→ **Request**: Lay out the lines from the one containing "annotate this image: element" through the one containing "y-tick-label: 2.5 מ׳ ₪ [65,132,111,145]" as a JSON list of strings, one string per line, with blank lines omitted.

[start Records for this task]

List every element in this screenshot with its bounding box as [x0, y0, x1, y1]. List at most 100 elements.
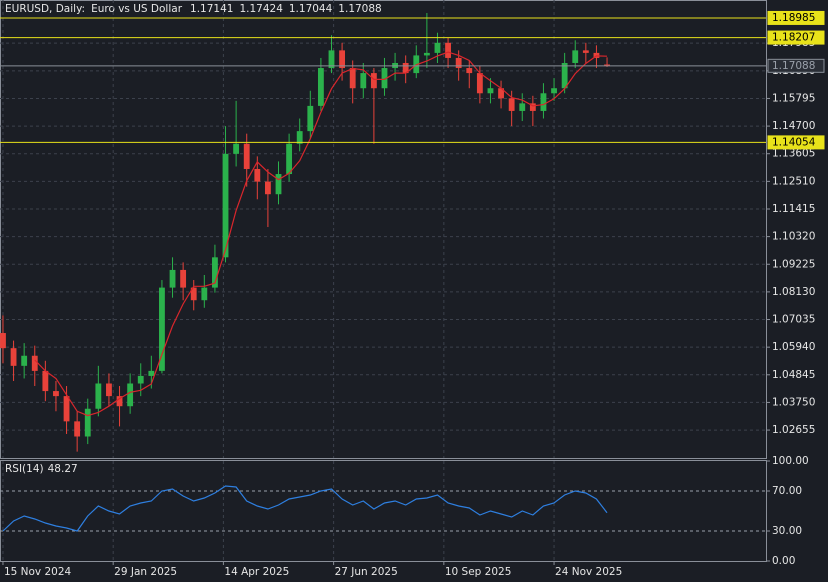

[end Records for this task]
[start Records for this task]

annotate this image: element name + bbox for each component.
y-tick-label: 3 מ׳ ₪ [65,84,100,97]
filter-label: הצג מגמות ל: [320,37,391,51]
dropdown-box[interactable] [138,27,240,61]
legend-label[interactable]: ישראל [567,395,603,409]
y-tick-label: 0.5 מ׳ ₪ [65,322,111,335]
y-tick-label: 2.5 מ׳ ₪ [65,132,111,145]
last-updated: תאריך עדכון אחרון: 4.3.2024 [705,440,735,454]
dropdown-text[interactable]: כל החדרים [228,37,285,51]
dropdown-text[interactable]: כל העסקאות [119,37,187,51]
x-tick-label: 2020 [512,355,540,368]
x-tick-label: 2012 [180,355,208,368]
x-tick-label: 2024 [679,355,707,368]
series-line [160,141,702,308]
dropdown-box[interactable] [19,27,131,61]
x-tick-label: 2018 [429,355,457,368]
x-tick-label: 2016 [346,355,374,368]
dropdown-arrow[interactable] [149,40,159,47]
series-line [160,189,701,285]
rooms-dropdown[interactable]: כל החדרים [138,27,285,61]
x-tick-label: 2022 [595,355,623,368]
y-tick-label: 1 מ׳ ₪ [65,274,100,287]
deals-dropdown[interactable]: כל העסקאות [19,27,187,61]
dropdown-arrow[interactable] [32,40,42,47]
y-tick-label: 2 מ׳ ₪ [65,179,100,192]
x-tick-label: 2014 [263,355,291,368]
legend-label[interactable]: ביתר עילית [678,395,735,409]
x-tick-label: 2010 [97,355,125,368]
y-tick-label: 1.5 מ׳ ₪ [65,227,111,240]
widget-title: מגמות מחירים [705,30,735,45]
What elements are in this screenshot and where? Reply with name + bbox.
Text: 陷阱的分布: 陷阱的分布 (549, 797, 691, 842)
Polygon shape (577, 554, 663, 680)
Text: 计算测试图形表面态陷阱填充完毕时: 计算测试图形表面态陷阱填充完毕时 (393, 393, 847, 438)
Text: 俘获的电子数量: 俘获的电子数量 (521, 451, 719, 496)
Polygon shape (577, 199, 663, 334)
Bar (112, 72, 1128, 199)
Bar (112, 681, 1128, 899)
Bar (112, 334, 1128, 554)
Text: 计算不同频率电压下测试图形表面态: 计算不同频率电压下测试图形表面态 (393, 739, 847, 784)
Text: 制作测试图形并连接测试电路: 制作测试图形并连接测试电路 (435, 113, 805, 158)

[end Records for this task]
[start Records for this task]

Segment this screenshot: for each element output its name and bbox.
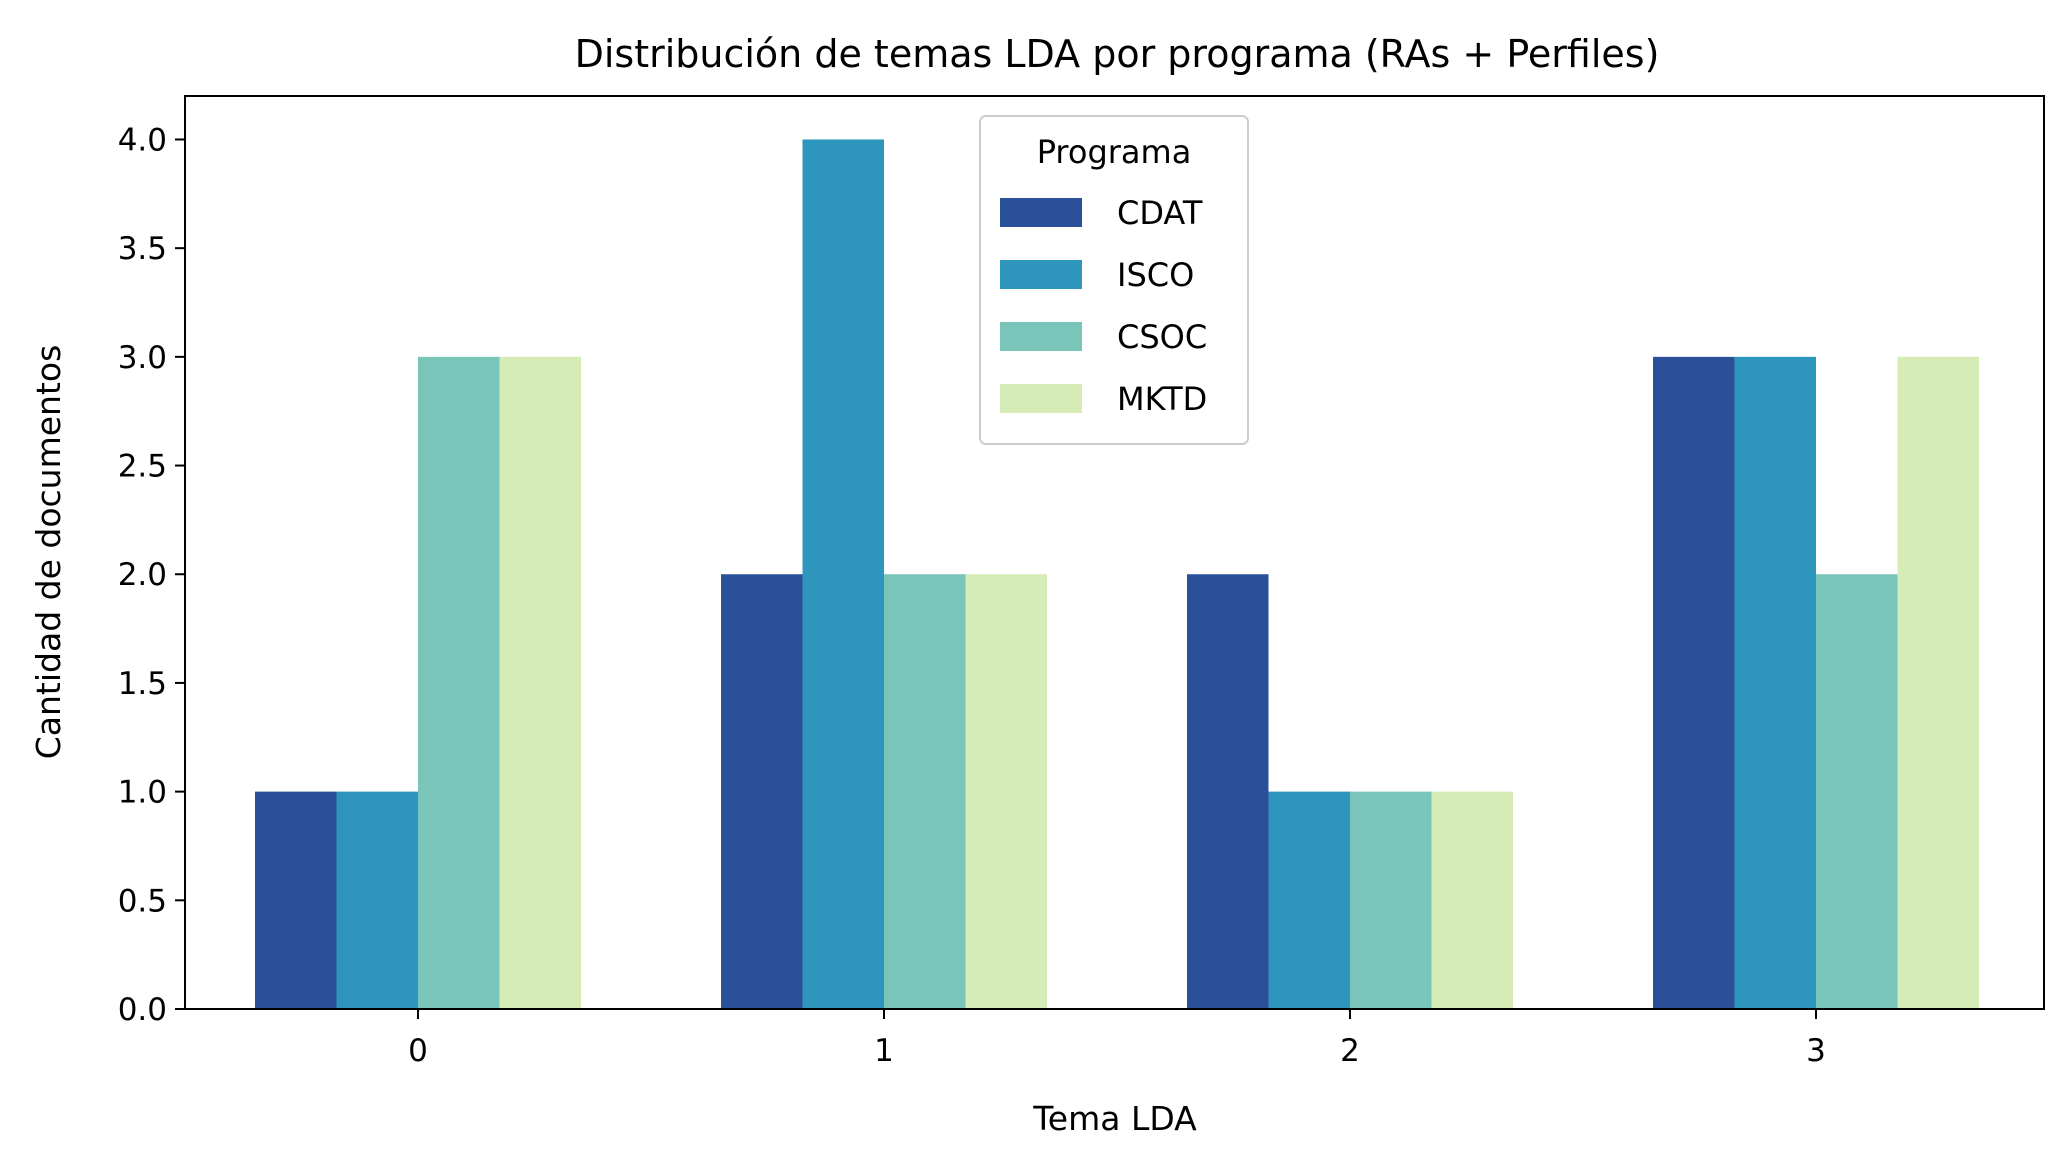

[end Records for this task]

→ **Answer to the problem**:
[
  "annotate this image: element name + bbox for each component.",
  "y-tick-label: 3 מ׳ ₪ [65,84,100,97]",
  "filter-label: הצג מגמות ל: [320,37,391,51]",
  "dropdown-box[interactable] [138,27,240,61]",
  "legend-label[interactable]: ישראל [567,395,603,409]",
  "y-tick-label: 0.5 מ׳ ₪ [65,322,111,335]",
  "y-tick-label: 2.5 מ׳ ₪ [65,132,111,145]"
]